[Data records]
— begin —

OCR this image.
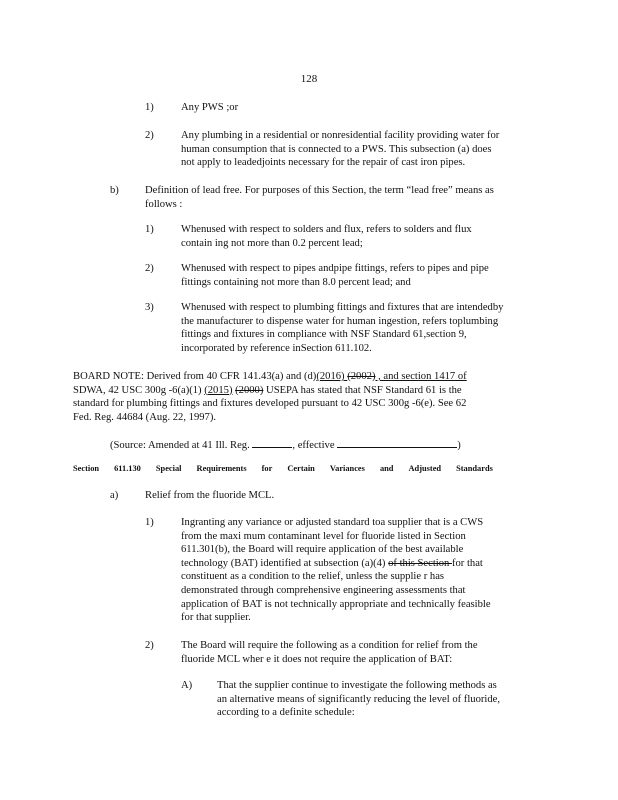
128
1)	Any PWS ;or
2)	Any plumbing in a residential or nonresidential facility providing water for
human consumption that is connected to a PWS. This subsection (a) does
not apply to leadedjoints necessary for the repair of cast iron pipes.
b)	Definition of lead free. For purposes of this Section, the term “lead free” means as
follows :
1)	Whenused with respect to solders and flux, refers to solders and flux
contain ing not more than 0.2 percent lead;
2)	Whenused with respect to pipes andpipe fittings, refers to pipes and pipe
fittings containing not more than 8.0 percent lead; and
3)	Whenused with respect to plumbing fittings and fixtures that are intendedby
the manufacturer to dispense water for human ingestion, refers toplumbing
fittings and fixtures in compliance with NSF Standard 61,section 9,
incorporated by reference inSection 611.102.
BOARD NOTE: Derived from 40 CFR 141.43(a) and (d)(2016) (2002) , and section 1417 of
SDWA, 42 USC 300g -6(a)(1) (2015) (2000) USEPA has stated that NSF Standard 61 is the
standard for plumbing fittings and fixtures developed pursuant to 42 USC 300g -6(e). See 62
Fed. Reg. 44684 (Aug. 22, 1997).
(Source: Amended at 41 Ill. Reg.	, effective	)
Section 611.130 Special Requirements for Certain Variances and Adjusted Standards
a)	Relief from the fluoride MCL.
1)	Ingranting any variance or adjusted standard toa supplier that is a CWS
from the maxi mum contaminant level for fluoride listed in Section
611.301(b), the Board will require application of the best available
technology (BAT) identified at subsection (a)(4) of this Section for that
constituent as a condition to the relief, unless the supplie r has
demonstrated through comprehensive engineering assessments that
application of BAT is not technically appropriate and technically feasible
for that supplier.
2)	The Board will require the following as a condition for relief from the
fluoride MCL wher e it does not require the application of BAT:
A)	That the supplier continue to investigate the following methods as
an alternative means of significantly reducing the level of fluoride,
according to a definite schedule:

— end —
— begin —

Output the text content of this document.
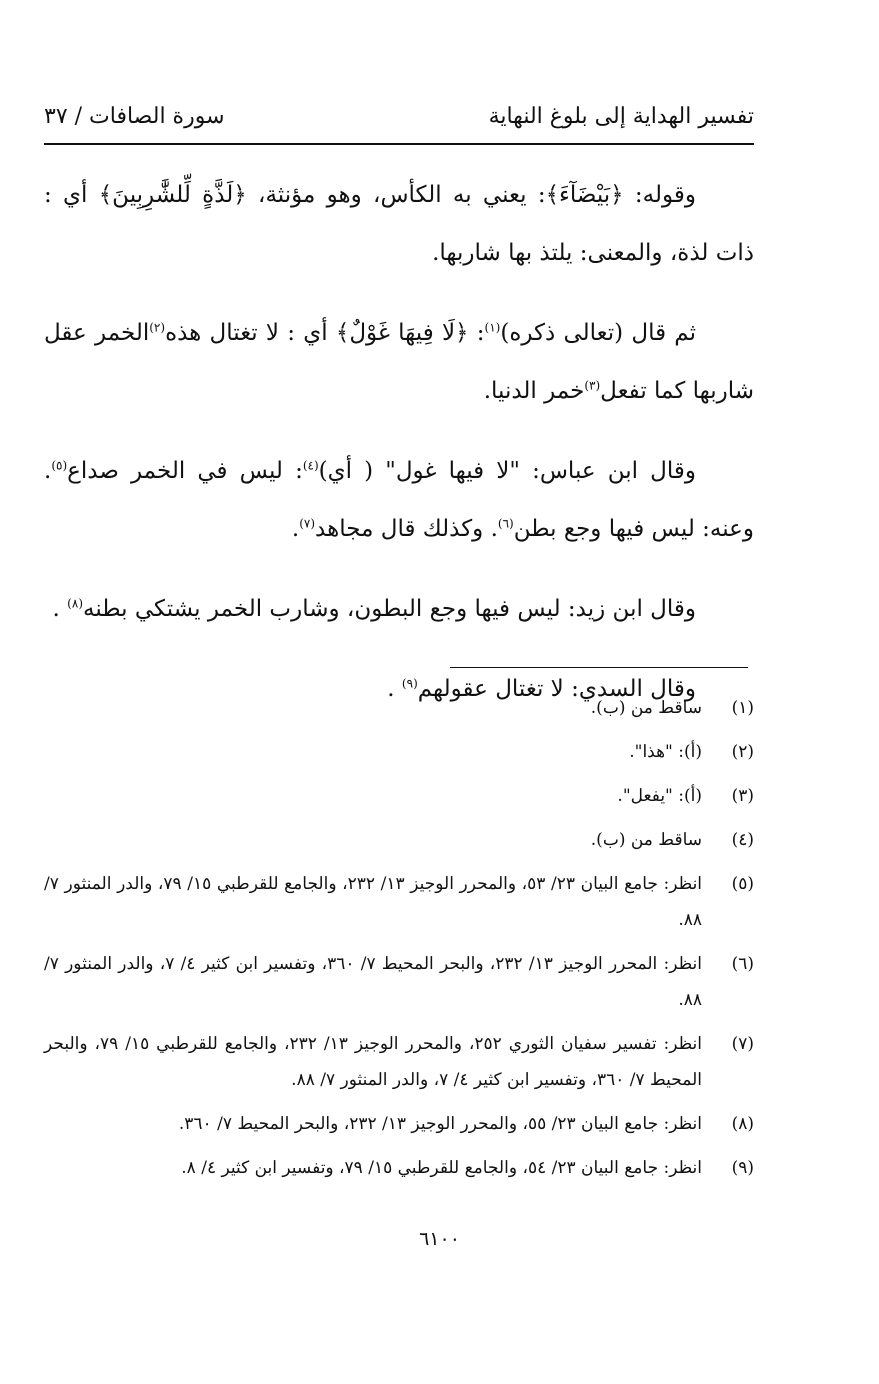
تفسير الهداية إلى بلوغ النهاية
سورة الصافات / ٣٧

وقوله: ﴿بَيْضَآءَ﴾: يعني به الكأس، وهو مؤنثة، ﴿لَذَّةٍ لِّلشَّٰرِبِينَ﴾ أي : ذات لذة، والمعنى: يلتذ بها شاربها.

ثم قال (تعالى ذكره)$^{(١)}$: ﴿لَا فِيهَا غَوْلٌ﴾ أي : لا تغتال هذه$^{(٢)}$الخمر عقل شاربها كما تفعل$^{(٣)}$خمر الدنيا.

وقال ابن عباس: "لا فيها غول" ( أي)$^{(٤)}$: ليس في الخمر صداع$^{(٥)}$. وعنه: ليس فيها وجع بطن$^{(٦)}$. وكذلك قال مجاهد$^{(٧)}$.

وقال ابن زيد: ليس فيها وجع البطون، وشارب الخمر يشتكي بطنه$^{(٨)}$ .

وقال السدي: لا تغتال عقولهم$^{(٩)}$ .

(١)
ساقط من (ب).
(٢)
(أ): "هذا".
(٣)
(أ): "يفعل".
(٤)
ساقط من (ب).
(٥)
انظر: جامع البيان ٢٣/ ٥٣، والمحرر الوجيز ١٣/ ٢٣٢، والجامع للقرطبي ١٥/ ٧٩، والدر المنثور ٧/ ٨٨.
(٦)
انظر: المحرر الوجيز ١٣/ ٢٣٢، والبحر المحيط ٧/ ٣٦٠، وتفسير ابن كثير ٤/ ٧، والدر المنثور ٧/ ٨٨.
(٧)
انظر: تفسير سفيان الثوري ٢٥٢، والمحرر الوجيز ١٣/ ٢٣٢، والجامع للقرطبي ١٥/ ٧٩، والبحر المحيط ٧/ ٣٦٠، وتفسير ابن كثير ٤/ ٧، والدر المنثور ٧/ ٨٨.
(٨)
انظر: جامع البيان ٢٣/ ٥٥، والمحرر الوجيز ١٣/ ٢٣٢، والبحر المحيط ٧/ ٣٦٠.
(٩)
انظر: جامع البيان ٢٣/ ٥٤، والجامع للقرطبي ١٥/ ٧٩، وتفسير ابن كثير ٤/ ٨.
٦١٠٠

— end —

To do =
Which lines of the material contain the string "pipes"? List each of them.

Written solution =
not apply to leadedjoints necessary for the repair of cast iron pipes.
2)	Whenused with respect to pipes andpipe fittings, refers to pipes and pipe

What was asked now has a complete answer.